Collected data entries:
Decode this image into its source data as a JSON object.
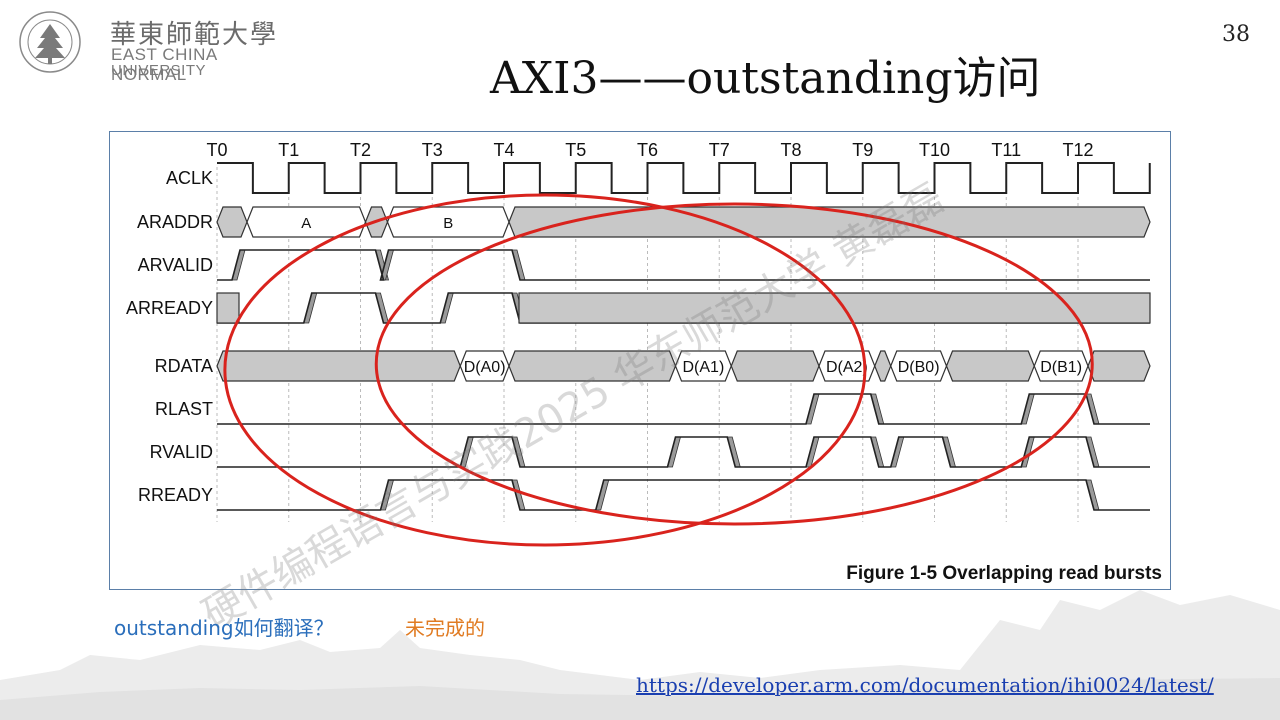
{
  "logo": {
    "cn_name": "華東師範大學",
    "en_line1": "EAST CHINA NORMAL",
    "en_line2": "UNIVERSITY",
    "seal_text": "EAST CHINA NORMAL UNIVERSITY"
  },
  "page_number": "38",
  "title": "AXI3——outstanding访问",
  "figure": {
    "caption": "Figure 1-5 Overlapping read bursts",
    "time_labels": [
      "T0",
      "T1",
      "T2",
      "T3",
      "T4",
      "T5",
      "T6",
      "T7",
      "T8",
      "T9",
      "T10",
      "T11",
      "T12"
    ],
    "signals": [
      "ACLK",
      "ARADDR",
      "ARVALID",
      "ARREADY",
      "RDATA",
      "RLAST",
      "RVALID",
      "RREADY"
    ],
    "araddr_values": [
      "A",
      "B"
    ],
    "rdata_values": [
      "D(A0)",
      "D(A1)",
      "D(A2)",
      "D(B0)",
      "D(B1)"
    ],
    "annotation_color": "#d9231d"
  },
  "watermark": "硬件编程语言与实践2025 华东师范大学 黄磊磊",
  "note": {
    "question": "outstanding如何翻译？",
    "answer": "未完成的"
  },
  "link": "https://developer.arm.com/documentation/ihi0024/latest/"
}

==

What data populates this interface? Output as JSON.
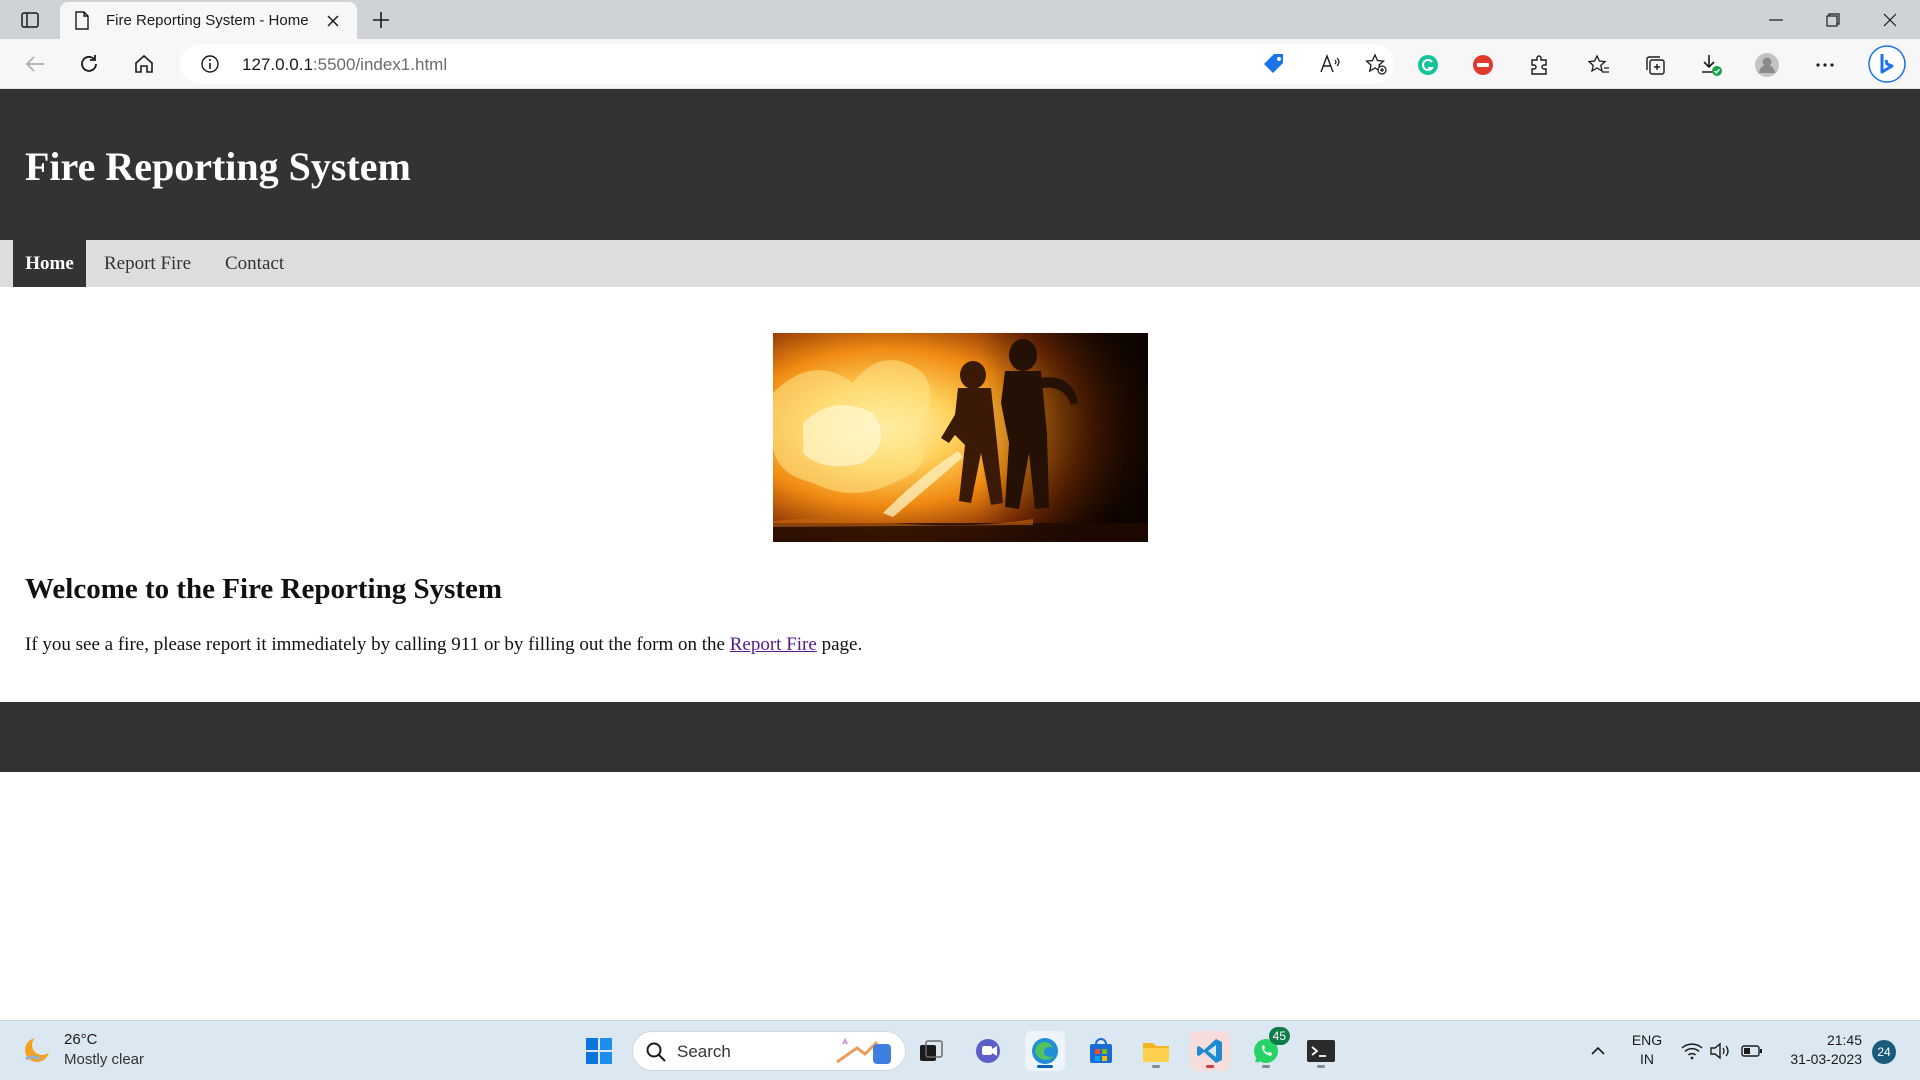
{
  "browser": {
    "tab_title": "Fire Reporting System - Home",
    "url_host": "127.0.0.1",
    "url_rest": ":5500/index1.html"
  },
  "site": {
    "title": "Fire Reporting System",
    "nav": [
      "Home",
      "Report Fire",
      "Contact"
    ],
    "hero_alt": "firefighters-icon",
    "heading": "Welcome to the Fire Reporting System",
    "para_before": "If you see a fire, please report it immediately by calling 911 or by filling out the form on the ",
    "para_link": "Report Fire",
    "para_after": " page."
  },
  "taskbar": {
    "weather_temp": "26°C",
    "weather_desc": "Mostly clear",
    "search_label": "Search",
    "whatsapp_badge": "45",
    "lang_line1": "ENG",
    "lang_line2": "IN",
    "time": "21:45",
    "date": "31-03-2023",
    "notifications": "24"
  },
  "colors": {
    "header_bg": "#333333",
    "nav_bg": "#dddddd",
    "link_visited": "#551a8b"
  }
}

:: EXERCISE GOAL ::
Report each line in the preceding entries that holds the string "JSON".

:: EXERCISE SOLUTION ::
Decode this image into its source data as a JSON object.
What data populates this interface? Output as JSON.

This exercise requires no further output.